> What is expected:
Tally the lines of the data that include the word "percent" and state the total, nothing else.
##### Data for review
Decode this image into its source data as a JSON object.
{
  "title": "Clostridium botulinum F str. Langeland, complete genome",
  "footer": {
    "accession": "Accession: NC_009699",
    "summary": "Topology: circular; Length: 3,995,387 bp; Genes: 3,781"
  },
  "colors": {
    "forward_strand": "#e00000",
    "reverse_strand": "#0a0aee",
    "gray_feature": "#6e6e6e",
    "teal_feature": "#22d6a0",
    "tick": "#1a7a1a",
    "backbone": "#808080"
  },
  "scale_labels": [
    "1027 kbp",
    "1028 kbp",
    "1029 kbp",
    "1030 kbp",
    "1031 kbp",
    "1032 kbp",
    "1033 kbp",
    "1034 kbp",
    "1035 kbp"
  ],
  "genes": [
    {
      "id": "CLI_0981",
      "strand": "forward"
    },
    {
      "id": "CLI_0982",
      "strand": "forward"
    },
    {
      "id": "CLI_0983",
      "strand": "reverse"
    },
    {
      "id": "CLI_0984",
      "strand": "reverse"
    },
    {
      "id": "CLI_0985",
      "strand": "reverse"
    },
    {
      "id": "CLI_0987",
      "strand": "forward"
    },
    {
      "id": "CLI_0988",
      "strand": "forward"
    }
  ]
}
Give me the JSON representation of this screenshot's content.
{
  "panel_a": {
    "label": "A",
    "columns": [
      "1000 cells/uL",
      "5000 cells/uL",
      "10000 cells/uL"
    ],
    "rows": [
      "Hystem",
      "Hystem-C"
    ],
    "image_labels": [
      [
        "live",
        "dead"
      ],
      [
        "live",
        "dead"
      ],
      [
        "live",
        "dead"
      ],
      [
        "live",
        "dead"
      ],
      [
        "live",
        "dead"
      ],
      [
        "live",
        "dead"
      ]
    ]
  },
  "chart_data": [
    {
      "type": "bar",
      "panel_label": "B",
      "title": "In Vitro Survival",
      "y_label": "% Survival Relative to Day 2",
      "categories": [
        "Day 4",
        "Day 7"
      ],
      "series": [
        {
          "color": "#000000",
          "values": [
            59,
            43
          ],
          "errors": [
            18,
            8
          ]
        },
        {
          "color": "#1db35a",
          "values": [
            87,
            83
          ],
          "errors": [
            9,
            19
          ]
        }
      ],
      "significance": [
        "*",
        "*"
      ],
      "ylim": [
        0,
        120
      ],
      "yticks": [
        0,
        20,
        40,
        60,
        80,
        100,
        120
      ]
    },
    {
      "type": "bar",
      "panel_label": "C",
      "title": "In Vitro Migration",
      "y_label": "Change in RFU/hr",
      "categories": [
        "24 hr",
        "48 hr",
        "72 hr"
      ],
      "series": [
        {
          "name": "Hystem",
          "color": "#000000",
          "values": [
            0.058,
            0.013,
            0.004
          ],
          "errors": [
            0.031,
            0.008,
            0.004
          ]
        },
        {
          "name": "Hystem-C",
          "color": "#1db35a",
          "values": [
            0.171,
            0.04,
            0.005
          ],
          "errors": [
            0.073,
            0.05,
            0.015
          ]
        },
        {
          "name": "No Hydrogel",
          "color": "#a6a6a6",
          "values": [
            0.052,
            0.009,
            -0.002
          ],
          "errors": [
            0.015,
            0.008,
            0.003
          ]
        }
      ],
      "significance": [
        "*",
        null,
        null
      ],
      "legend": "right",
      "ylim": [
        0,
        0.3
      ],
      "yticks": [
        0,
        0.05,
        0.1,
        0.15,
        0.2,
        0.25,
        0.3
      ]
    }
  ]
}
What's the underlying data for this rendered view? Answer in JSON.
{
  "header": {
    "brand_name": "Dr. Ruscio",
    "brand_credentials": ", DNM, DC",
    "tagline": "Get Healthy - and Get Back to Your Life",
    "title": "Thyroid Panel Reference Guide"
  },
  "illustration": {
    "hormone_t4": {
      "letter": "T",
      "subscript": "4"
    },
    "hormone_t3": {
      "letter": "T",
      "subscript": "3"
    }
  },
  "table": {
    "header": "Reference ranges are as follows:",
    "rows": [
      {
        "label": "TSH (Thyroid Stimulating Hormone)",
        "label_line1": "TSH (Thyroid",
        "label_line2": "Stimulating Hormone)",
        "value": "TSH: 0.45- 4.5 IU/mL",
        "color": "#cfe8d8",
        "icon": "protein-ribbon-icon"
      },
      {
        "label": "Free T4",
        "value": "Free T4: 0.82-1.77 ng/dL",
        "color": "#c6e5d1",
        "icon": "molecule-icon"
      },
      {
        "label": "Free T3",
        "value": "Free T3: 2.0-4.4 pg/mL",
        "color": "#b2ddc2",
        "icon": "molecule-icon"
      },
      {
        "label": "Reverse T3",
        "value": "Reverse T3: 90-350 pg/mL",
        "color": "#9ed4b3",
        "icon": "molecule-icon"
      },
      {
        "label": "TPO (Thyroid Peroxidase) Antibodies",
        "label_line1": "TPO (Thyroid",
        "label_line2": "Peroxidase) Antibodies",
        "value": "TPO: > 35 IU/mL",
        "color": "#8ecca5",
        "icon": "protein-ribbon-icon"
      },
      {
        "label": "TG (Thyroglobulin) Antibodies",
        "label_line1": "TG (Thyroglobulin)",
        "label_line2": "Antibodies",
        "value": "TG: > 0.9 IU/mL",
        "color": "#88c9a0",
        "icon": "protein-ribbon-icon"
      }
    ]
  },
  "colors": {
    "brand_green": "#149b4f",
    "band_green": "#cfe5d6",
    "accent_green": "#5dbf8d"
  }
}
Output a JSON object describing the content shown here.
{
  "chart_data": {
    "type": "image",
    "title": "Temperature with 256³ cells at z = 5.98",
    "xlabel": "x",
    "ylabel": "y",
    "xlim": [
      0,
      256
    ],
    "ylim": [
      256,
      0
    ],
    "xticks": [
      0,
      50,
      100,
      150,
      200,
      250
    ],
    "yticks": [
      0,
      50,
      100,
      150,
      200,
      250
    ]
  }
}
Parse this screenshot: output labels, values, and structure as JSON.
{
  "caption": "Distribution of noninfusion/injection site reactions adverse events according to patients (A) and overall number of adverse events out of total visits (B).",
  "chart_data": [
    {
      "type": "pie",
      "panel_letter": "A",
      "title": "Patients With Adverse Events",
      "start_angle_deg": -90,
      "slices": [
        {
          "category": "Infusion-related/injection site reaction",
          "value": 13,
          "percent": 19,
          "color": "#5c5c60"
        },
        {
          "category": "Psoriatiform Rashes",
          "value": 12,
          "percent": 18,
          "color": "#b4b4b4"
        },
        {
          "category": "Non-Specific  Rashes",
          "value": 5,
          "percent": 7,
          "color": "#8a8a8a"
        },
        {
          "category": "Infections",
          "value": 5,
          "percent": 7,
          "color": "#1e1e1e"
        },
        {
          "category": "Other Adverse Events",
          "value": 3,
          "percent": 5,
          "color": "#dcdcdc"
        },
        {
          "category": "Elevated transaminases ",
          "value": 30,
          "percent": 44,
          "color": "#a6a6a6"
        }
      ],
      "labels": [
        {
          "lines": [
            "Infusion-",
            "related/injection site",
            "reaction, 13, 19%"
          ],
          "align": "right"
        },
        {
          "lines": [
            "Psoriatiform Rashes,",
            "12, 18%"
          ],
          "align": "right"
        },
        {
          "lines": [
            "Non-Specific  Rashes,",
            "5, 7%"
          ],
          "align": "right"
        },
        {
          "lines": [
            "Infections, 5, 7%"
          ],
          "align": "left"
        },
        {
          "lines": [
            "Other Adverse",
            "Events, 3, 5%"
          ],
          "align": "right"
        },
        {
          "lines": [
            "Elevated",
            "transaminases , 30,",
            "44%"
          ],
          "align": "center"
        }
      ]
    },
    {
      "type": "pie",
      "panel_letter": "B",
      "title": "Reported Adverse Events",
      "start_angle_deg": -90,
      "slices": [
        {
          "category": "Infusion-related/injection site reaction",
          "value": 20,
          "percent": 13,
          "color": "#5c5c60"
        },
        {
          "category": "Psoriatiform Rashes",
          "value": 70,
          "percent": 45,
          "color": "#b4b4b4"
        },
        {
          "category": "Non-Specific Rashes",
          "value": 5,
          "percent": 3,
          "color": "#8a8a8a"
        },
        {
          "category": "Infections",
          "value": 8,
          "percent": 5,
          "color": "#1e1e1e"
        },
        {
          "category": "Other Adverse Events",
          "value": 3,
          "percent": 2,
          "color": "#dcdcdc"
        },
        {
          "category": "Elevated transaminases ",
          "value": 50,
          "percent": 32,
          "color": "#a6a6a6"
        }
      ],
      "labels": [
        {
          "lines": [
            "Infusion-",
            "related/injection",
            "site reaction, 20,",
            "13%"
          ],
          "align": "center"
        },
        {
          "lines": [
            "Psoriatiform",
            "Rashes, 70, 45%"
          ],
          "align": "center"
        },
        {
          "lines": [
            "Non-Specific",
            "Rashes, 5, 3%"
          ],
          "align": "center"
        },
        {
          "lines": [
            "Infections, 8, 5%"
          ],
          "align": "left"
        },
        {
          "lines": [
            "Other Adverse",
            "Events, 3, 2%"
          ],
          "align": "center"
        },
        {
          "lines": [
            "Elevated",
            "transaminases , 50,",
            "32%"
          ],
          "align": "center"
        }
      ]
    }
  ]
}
##########
> Problem solution:
12